__PROBLEM__:
Examine the entries and show every line in which the word "your" is found.
··· LISTING ···
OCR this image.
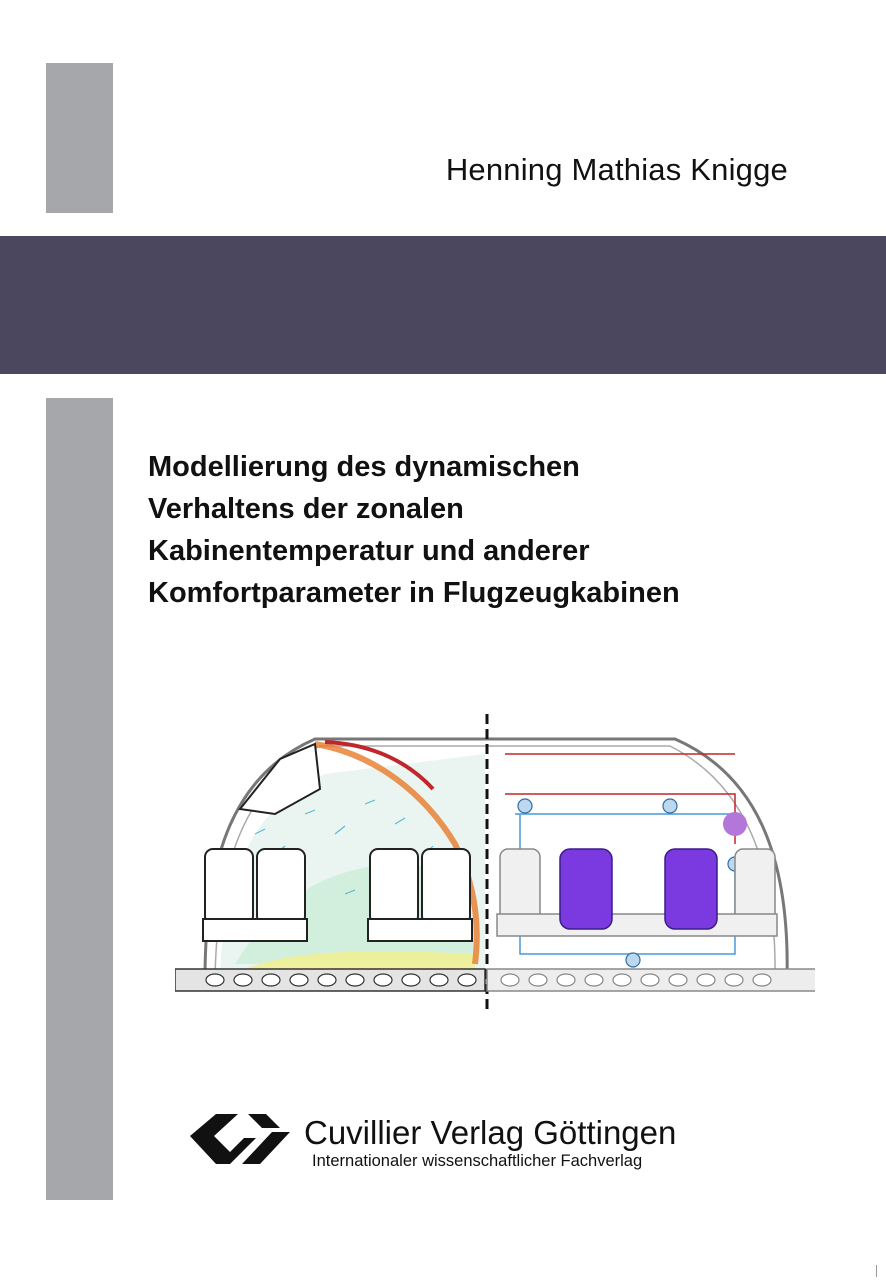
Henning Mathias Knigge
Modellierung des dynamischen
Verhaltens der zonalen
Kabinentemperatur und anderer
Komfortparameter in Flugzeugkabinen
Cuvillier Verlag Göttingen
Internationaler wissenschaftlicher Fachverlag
···
··· LISTING ···
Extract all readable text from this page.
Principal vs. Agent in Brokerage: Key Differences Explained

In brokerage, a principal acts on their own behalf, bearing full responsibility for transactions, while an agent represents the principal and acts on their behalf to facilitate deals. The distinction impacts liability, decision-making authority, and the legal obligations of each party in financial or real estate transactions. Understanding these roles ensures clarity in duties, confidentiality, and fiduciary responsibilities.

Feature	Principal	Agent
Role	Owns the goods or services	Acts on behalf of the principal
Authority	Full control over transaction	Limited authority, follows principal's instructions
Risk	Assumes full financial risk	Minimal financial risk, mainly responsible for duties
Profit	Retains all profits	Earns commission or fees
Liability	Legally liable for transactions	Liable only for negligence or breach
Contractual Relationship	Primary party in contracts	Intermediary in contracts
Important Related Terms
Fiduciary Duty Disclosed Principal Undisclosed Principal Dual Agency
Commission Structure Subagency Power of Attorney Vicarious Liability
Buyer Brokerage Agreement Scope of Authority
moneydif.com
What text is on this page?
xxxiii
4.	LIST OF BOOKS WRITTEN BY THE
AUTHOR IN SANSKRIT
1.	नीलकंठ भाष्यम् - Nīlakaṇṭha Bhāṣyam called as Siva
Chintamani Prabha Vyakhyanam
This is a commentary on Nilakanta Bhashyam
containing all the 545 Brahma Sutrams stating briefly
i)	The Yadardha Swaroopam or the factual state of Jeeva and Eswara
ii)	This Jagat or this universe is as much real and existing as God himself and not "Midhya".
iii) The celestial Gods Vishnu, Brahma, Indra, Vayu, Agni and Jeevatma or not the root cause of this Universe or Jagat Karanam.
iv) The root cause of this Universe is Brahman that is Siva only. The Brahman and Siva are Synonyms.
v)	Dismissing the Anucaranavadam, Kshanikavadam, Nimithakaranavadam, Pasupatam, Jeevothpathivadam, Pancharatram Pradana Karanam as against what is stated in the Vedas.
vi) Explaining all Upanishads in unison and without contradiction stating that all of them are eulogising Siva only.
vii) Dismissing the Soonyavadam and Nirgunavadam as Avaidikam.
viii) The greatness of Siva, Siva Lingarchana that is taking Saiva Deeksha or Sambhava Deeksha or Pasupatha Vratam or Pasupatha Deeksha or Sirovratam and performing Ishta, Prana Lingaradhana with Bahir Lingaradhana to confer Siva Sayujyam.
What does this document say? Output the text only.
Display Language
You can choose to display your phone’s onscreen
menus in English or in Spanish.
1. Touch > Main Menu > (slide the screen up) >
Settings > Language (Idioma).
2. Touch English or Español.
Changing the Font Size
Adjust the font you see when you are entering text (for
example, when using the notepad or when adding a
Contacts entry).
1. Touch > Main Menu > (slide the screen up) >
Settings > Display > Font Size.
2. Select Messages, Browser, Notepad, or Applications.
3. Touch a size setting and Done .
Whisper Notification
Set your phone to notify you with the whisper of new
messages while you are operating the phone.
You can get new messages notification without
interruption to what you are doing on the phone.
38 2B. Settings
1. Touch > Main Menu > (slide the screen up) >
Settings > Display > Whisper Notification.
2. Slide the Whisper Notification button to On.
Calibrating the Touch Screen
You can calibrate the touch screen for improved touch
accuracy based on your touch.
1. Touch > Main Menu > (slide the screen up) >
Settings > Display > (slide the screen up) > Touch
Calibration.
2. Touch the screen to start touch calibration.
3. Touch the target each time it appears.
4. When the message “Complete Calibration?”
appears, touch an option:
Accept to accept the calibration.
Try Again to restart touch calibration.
···
··· LISTING ···
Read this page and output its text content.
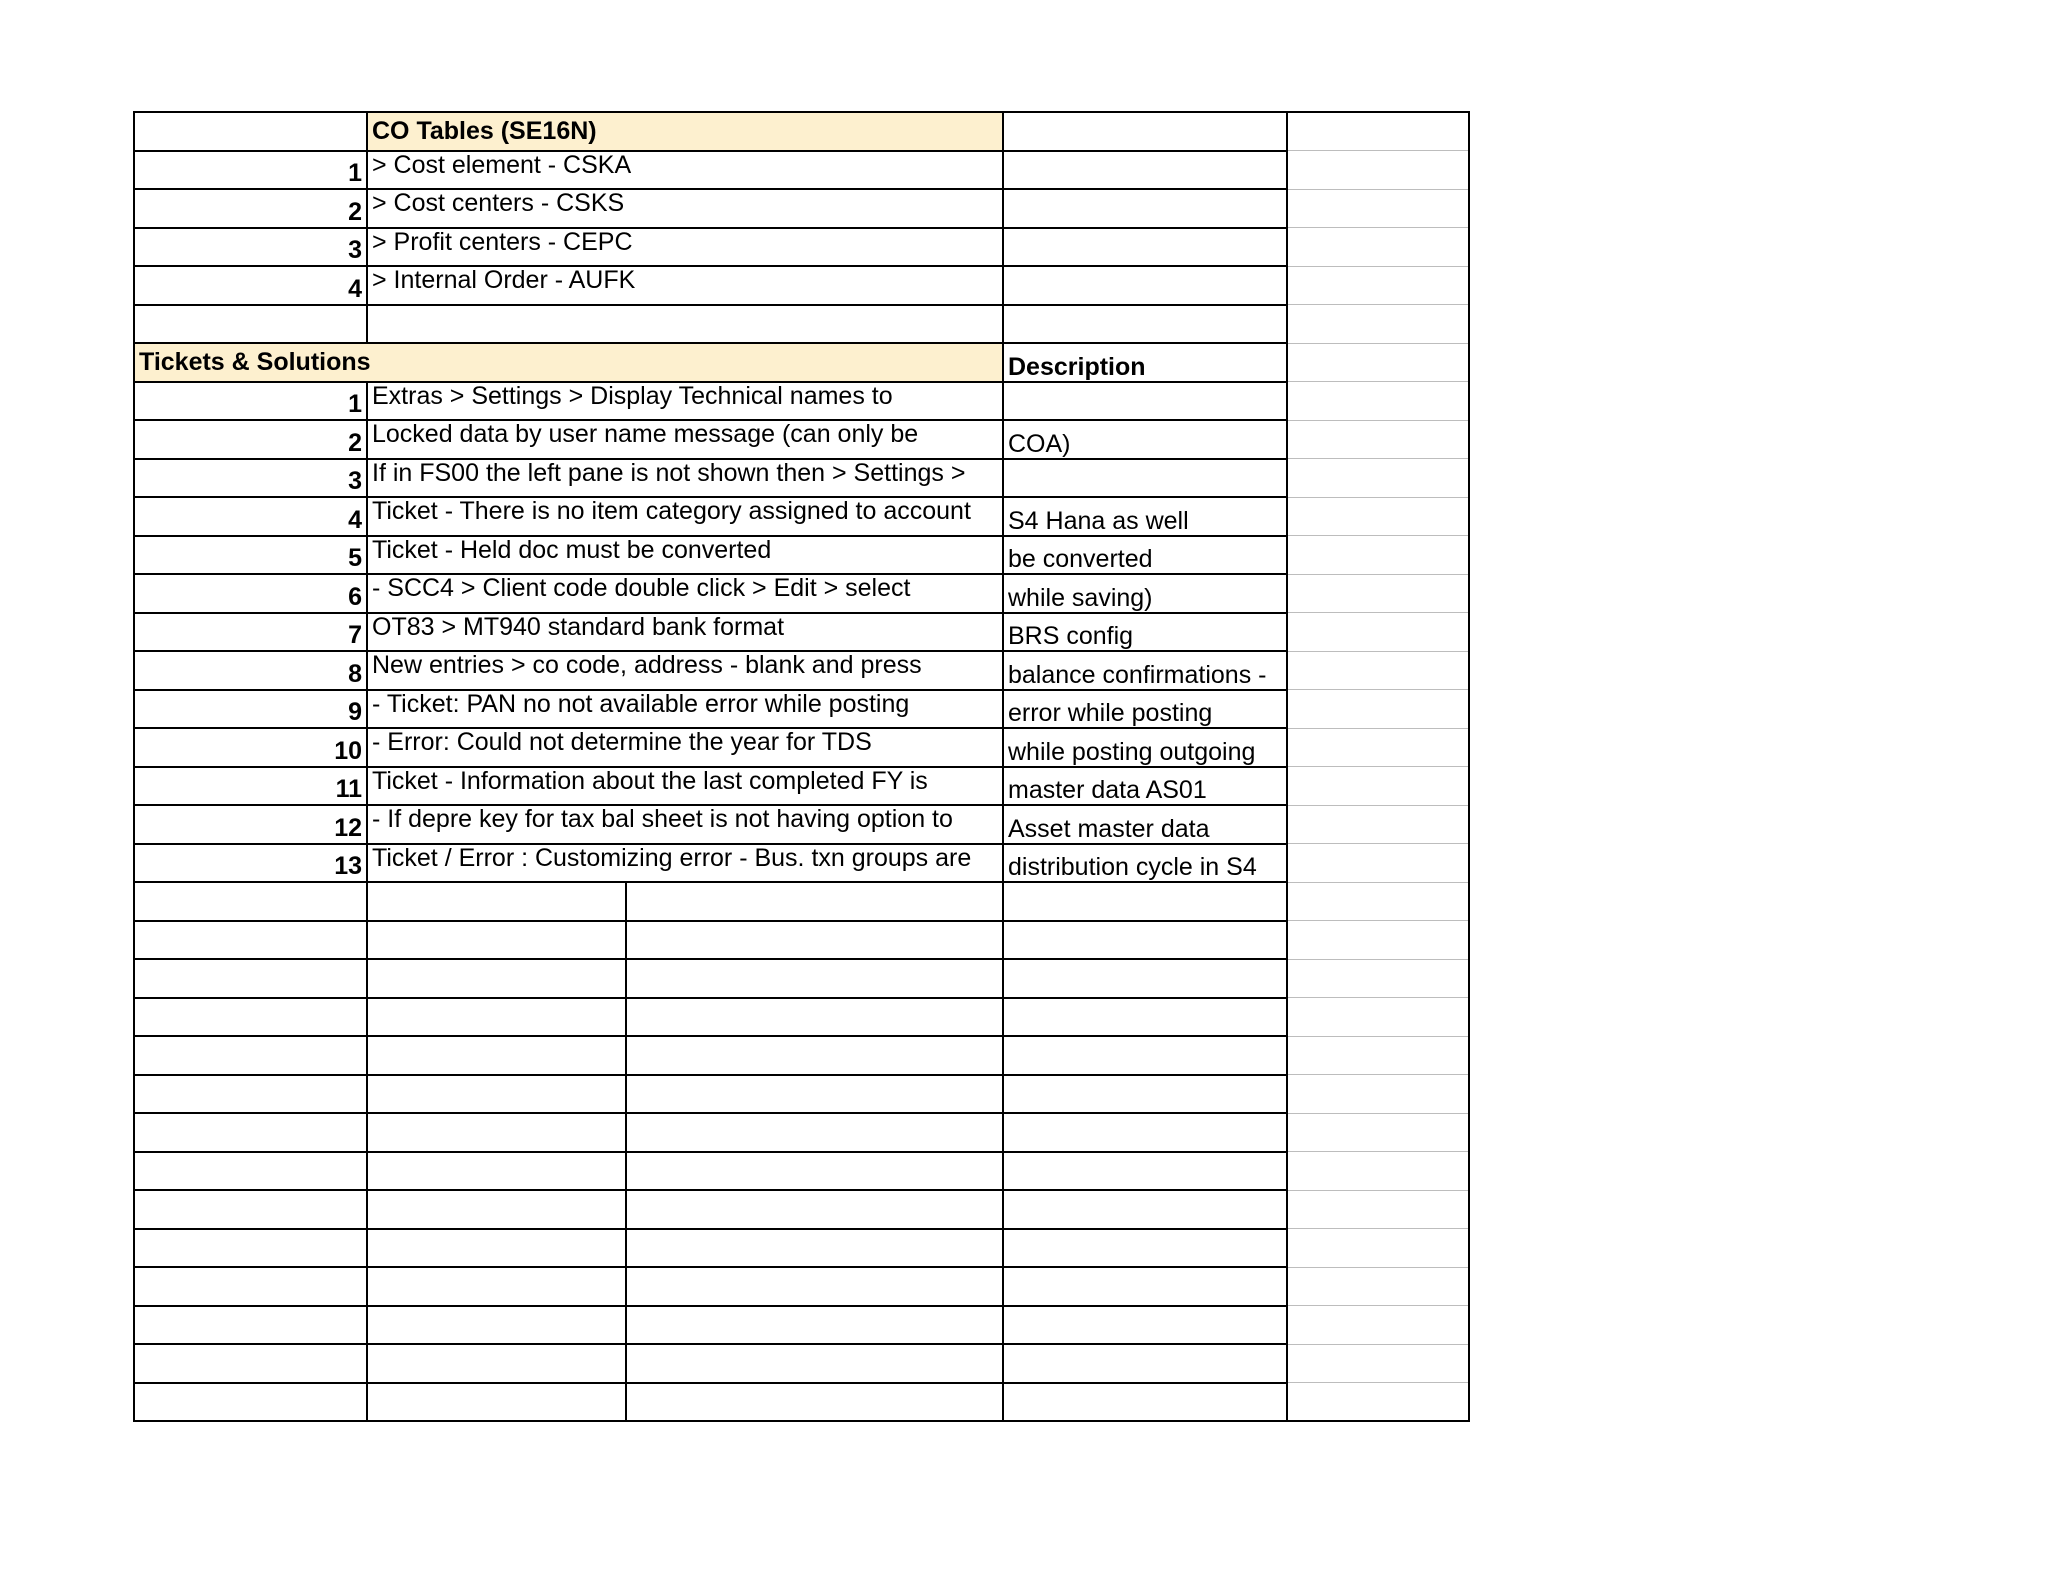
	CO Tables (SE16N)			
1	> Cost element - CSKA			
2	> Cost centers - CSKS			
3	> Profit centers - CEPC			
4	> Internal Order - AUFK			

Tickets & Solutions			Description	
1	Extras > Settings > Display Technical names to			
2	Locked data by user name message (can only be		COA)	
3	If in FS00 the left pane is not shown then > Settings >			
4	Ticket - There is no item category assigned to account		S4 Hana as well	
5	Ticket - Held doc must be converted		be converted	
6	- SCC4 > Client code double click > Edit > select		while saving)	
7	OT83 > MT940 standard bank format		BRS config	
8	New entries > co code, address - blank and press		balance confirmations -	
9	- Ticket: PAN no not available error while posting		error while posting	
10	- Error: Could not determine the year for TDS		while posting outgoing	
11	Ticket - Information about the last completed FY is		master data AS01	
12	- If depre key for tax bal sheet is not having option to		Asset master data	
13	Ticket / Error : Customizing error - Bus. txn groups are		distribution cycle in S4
···
__THE SOLUTION__:
You can choose to display your phone’s onscreen
Set your phone to notify you with the whisper of new
accuracy based on your touch.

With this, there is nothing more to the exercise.